*REQUIRED WORK*. Tally every line of the material that includes "Svart", then give the tally and nothing else.

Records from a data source

• • • •

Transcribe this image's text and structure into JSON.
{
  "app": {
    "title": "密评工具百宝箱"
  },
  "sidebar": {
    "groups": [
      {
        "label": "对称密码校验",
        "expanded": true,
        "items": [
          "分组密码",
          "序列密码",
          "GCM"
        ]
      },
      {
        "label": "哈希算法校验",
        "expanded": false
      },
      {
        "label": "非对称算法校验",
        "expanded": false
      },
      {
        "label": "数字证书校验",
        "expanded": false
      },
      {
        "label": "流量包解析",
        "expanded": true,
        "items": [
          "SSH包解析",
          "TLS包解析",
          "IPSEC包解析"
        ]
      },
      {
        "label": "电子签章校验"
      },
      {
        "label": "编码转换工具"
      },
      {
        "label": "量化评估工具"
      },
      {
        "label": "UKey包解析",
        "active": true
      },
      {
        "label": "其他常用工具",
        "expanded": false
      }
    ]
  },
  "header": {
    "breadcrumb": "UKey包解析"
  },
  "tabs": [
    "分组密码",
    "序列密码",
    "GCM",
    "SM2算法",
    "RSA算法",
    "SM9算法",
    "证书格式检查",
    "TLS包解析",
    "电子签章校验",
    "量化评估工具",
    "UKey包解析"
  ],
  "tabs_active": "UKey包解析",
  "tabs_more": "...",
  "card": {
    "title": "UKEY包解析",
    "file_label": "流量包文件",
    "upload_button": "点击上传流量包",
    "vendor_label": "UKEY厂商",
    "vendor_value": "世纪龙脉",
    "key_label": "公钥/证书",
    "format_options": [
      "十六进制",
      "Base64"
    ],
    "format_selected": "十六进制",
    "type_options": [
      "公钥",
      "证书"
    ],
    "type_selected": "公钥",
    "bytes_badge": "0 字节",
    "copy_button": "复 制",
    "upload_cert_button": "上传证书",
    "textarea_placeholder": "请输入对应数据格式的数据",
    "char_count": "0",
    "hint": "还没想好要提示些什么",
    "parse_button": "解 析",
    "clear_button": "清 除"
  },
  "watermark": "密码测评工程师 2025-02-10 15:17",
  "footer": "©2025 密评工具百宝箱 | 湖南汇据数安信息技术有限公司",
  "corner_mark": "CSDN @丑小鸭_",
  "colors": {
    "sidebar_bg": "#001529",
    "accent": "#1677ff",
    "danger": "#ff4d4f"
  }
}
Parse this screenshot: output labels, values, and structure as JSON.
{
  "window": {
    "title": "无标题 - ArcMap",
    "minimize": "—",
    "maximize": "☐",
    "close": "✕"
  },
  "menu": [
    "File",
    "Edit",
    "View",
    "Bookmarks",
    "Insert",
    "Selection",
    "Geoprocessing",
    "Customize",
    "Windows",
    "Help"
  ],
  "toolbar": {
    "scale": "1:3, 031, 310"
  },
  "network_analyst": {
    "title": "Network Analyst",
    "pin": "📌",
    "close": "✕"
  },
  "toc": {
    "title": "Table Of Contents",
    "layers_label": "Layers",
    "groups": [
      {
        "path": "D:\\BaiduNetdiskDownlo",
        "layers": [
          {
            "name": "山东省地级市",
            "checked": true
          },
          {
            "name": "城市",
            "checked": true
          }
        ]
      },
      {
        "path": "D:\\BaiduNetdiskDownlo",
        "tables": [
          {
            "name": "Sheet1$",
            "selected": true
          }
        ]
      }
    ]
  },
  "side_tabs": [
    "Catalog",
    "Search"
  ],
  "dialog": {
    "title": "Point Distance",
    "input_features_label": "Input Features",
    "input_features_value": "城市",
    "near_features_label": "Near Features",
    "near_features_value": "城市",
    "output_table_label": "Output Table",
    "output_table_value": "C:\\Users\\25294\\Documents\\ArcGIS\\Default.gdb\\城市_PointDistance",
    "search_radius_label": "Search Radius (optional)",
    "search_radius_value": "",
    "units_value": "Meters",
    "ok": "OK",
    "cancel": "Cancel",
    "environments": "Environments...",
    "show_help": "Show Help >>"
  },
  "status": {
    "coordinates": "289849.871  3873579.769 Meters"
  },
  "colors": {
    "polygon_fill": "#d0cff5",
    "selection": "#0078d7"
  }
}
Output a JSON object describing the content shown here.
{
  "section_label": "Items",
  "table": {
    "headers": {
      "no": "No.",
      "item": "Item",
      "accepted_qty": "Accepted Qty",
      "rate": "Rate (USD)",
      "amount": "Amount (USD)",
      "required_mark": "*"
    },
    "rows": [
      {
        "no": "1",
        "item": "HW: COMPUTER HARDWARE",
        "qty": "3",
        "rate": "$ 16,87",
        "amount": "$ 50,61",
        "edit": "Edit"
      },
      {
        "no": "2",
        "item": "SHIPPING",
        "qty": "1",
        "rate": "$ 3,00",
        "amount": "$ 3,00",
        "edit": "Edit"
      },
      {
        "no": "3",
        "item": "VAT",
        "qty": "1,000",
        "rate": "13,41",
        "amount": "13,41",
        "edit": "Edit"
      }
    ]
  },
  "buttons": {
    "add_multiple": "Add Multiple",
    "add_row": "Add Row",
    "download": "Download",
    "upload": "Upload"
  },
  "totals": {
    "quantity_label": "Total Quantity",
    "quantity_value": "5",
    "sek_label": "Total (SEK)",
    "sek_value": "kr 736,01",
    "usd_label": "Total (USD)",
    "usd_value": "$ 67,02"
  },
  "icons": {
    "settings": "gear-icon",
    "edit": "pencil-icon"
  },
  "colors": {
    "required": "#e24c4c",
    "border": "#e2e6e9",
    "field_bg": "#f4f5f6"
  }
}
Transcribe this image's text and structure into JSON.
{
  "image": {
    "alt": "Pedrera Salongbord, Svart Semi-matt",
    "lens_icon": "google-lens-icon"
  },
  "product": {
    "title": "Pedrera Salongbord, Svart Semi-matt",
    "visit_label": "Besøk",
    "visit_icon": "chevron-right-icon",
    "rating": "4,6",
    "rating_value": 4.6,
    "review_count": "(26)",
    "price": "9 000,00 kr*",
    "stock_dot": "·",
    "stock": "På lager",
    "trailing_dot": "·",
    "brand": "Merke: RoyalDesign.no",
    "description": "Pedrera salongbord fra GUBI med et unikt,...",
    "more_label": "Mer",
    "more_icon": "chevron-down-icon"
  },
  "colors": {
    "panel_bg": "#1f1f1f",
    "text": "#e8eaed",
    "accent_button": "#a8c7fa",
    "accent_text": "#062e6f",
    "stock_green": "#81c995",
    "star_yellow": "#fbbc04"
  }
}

• • • •

*SOLUTION FOR THIS EXERCISE*. 2